** DIRECTIVE **
Copy the data below line for line, changing nothing.

** DATA SECTION **
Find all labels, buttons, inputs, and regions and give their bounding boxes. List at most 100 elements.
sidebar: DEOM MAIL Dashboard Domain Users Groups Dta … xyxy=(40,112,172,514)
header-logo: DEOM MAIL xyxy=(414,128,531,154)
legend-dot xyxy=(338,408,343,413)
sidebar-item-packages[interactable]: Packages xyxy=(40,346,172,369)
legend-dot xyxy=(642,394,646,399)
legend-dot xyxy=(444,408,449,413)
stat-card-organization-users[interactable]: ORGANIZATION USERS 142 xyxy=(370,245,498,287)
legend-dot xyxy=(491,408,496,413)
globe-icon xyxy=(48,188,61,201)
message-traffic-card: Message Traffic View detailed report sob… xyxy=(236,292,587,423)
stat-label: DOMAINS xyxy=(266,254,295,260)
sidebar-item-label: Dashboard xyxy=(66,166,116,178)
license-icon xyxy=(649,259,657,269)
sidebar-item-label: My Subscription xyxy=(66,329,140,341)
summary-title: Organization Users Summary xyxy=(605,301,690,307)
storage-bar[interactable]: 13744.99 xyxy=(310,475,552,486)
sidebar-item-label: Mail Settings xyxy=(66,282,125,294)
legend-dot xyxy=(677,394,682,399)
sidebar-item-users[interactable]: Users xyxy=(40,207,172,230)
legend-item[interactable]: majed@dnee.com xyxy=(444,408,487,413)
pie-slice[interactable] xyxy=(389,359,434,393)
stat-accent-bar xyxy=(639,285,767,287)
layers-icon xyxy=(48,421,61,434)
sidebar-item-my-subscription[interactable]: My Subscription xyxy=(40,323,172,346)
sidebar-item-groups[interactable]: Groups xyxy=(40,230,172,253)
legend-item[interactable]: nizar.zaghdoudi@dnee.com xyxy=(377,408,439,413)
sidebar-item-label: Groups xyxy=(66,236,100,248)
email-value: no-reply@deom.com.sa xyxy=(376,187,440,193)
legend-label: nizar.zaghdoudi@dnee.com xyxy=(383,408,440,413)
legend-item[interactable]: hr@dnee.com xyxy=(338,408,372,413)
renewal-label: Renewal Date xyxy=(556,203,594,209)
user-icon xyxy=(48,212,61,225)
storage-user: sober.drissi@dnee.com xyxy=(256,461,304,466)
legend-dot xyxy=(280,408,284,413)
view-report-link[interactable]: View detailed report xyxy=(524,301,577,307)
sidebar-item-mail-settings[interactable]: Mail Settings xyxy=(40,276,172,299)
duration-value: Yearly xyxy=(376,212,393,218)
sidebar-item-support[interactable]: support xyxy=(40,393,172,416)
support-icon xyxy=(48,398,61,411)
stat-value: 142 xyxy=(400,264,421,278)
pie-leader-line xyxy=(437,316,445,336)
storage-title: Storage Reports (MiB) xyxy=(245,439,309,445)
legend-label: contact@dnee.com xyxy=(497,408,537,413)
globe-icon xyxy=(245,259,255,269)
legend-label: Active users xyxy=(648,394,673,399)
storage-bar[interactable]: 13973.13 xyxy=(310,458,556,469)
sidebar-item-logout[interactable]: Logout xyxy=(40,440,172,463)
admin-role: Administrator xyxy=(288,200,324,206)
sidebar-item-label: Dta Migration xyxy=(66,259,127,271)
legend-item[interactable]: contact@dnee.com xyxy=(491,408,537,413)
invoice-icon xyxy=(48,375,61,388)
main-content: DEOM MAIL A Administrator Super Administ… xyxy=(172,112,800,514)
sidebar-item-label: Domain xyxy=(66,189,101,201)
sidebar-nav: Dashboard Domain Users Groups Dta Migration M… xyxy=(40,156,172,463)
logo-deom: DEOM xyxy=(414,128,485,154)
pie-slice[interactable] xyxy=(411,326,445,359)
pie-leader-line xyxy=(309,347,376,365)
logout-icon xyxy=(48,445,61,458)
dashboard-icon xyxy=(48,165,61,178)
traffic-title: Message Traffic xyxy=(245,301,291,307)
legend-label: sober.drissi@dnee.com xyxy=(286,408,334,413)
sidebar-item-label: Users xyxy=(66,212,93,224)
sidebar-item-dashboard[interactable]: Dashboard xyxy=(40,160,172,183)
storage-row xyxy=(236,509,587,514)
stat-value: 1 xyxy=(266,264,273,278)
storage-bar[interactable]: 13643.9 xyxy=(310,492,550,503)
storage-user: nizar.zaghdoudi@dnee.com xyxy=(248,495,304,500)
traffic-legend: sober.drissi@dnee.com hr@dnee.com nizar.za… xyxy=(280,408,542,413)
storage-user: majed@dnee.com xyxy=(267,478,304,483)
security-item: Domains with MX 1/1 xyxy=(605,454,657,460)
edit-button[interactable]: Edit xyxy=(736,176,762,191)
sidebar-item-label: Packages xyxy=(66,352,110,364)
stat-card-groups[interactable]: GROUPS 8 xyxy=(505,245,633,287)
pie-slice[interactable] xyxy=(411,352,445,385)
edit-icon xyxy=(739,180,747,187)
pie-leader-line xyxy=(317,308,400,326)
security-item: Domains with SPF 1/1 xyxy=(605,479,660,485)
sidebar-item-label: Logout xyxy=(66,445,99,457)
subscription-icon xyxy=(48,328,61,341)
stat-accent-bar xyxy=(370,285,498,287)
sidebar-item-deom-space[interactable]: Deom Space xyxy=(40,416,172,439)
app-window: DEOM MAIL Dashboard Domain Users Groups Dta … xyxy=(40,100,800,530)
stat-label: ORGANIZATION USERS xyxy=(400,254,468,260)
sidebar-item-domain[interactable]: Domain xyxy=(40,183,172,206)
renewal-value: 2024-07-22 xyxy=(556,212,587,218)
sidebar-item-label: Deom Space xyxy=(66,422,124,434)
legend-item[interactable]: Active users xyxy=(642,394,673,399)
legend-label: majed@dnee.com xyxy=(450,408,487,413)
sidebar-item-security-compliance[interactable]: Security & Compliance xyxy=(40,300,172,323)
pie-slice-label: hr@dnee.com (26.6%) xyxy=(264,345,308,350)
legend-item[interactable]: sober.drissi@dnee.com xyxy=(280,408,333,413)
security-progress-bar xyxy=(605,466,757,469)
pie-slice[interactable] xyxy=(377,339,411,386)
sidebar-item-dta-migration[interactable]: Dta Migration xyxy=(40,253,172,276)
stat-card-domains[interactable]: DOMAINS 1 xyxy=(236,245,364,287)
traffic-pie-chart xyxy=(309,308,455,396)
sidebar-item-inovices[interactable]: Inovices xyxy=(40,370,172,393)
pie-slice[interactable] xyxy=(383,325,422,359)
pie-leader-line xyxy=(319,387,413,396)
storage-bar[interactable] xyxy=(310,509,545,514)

** FULL RESPONSE **
Find all labels, buttons, inputs, and regions and give their bounding boxes. List at most 100 elements.
sidebar: DEOM MAIL Dashboard Domain Users Groups Dta … xyxy=(40,112,172,514)
header-logo: DEOM MAIL xyxy=(414,128,531,154)
legend-dot xyxy=(338,408,343,413)
sidebar-item-packages[interactable]: Packages xyxy=(40,346,172,369)
legend-dot xyxy=(642,394,646,399)
legend-dot xyxy=(444,408,449,413)
stat-card-organization-users[interactable]: ORGANIZATION USERS 142 xyxy=(370,245,498,287)
legend-dot xyxy=(491,408,496,413)
globe-icon xyxy=(48,188,61,201)
message-traffic-card: Message Traffic View detailed report sob… xyxy=(236,292,587,423)
stat-label: DOMAINS xyxy=(266,254,295,260)
sidebar-item-label: Dashboard xyxy=(66,166,116,178)
license-icon xyxy=(649,259,657,269)
sidebar-item-label: My Subscription xyxy=(66,329,140,341)
summary-title: Organization Users Summary xyxy=(605,301,690,307)
storage-bar[interactable]: 13744.99 xyxy=(310,475,552,486)
sidebar-item-label: Mail Settings xyxy=(66,282,125,294)
legend-dot xyxy=(677,394,682,399)
sidebar-item-users[interactable]: Users xyxy=(40,207,172,230)
legend-item[interactable]: majed@dnee.com xyxy=(444,408,487,413)
pie-slice[interactable] xyxy=(389,359,434,393)
stat-accent-bar xyxy=(639,285,767,287)
layers-icon xyxy=(48,421,61,434)
sidebar-item-my-subscription[interactable]: My Subscription xyxy=(40,323,172,346)
sidebar-item-groups[interactable]: Groups xyxy=(40,230,172,253)
legend-item[interactable]: nizar.zaghdoudi@dnee.com xyxy=(377,408,439,413)
sidebar-item-label: Groups xyxy=(66,236,100,248)
email-value: no-reply@deom.com.sa xyxy=(376,187,440,193)
legend-label: nizar.zaghdoudi@dnee.com xyxy=(383,408,440,413)
legend-item[interactable]: hr@dnee.com xyxy=(338,408,372,413)
renewal-label: Renewal Date xyxy=(556,203,594,209)
user-icon xyxy=(48,212,61,225)
storage-user: sober.drissi@dnee.com xyxy=(256,461,304,466)
legend-dot xyxy=(280,408,284,413)
view-report-link[interactable]: View detailed report xyxy=(524,301,577,307)
sidebar-item-mail-settings[interactable]: Mail Settings xyxy=(40,276,172,299)
duration-value: Yearly xyxy=(376,212,393,218)
sidebar-item-support[interactable]: support xyxy=(40,393,172,416)
support-icon xyxy=(48,398,61,411)
stat-value: 142 xyxy=(400,264,421,278)
pie-leader-line xyxy=(437,316,445,336)
storage-title: Storage Reports (MiB) xyxy=(245,439,309,445)
legend-label: contact@dnee.com xyxy=(497,408,537,413)
globe-icon xyxy=(245,259,255,269)
legend-label: Active users xyxy=(648,394,673,399)
storage-bar[interactable]: 13973.13 xyxy=(310,458,556,469)
sidebar-item-logout[interactable]: Logout xyxy=(40,440,172,463)
admin-role: Administrator xyxy=(288,200,324,206)
sidebar-item-label: Dta Migration xyxy=(66,259,127,271)
legend-item[interactable]: contact@dnee.com xyxy=(491,408,537,413)
invoice-icon xyxy=(48,375,61,388)
main-content: DEOM MAIL A Administrator Super Administ… xyxy=(172,112,800,514)
sidebar-item-label: Domain xyxy=(66,189,101,201)
sidebar-nav: Dashboard Domain Users Groups Dta Migration M… xyxy=(40,156,172,463)
logo-deom: DEOM xyxy=(414,128,485,154)
pie-slice[interactable] xyxy=(411,326,445,359)
pie-leader-line xyxy=(309,347,376,365)
logout-icon xyxy=(48,445,61,458)
dashboard-icon xyxy=(48,165,61,178)
traffic-title: Message Traffic xyxy=(245,301,291,307)
legend-label: sober.drissi@dnee.com xyxy=(286,408,334,413)
sidebar-item-label: Users xyxy=(66,212,93,224)
sidebar-item-dashboard[interactable]: Dashboard xyxy=(40,160,172,183)
storage-row xyxy=(236,509,587,514)
stat-value: 1 xyxy=(266,264,273,278)
storage-bar[interactable]: 13643.9 xyxy=(310,492,550,503)
storage-user: nizar.zaghdoudi@dnee.com xyxy=(248,495,304,500)
traffic-legend: sober.drissi@dnee.com hr@dnee.com nizar.za… xyxy=(280,408,542,413)
storage-user: majed@dnee.com xyxy=(267,478,304,483)
security-item: Domains with MX 1/1 xyxy=(605,454,657,460)
edit-button[interactable]: Edit xyxy=(736,176,762,191)
sidebar-item-label: Packages xyxy=(66,352,110,364)
stat-card-groups[interactable]: GROUPS 8 xyxy=(505,245,633,287)
pie-slice[interactable] xyxy=(411,352,445,385)
edit-icon xyxy=(739,180,747,187)
pie-leader-line xyxy=(317,308,400,326)
security-item: Domains with SPF 1/1 xyxy=(605,479,660,485)
sidebar-item-label: Logout xyxy=(66,445,99,457)
subscription-icon xyxy=(48,328,61,341)
stat-accent-bar xyxy=(370,285,498,287)
sidebar-item-deom-space[interactable]: Deom Space xyxy=(40,416,172,439)
app-window: DEOM MAIL Dashboard Domain Users Groups Dta … xyxy=(40,100,800,530)
stat-label: ORGANIZATION USERS xyxy=(400,254,468,260)
sidebar-item-domain[interactable]: Domain xyxy=(40,183,172,206)
renewal-value: 2024-07-22 xyxy=(556,212,587,218)
sidebar-item-label: Deom Space xyxy=(66,422,124,434)
legend-item[interactable]: Active users xyxy=(642,394,673,399)
legend-label: majed@dnee.com xyxy=(450,408,487,413)
sidebar-item-security-compliance[interactable]: Security & Compliance xyxy=(40,300,172,323)
pie-slice-label: hr@dnee.com (26.6%) xyxy=(264,345,308,350)
legend-item[interactable]: sober.drissi@dnee.com xyxy=(280,408,333,413)
security-progress-bar xyxy=(605,466,757,469)
pie-slice[interactable] xyxy=(377,339,411,386)
sidebar-item-dta-migration[interactable]: Dta Migration xyxy=(40,253,172,276)
stat-card-domains[interactable]: DOMAINS 1 xyxy=(236,245,364,287)
traffic-pie-chart xyxy=(309,308,455,396)
sidebar-item-inovices[interactable]: Inovices xyxy=(40,370,172,393)
pie-slice[interactable] xyxy=(383,325,422,359)
pie-leader-line xyxy=(319,387,413,396)
storage-bar[interactable] xyxy=(310,509,545,514)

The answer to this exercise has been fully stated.